- **Exercise brief**: Copy whichever lines contain the string "below".

- **Extracted data**:
* Begin *

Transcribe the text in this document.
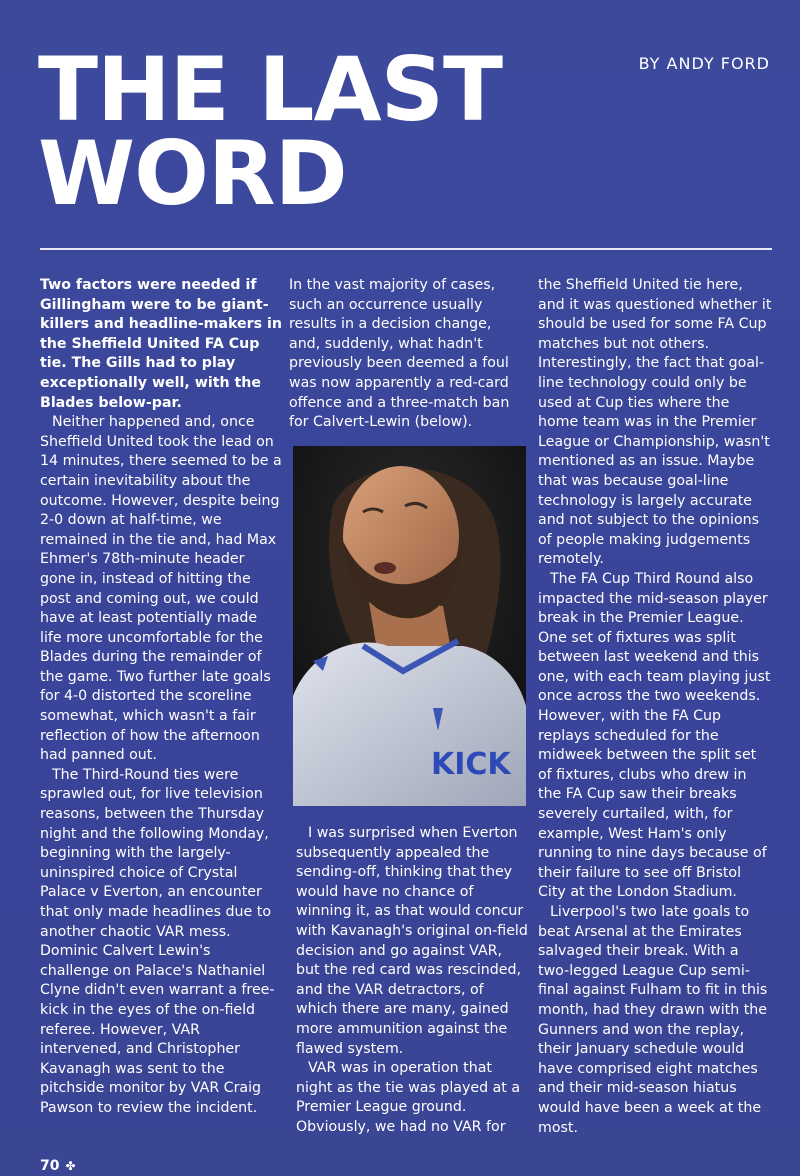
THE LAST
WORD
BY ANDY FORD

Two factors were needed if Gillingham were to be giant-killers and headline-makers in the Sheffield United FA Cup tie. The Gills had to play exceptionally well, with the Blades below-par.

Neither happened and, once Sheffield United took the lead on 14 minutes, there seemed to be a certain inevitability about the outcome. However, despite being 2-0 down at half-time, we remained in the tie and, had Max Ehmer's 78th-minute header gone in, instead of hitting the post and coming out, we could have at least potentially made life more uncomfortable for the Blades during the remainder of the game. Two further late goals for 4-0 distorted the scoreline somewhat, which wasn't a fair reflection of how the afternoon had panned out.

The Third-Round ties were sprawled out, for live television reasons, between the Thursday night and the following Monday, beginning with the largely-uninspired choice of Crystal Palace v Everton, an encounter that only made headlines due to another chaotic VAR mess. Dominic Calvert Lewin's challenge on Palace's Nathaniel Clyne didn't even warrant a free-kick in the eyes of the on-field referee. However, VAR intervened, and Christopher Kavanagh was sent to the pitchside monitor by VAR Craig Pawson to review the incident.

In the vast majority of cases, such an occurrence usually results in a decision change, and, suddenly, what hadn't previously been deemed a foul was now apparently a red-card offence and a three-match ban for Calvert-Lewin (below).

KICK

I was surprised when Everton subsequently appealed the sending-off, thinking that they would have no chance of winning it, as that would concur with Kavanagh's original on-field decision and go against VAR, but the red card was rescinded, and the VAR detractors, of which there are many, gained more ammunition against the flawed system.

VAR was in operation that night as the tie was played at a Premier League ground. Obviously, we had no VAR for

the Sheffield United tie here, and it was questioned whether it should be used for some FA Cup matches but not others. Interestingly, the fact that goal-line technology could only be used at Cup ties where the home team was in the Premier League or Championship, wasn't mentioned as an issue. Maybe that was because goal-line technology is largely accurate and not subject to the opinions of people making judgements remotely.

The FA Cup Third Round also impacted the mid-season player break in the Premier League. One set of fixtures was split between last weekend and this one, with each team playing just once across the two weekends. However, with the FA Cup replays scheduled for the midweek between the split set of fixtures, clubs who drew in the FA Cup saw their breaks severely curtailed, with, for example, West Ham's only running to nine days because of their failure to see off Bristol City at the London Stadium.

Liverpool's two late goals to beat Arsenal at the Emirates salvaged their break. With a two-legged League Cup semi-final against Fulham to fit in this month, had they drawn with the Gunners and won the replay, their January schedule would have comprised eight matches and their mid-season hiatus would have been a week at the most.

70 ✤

* End *

- **Full response**:
Two factors were needed if Gillingham were to be giant-killers and headline-makers in the Sheffield United FA Cup tie. The Gills had to play exceptionally well, with the Blades below-par.
In the vast majority of cases, such an occurrence usually results in a decision change, and, suddenly, what hadn't previously been deemed a foul was now apparently a red-card offence and a three-match ban for Calvert-Lewin (below).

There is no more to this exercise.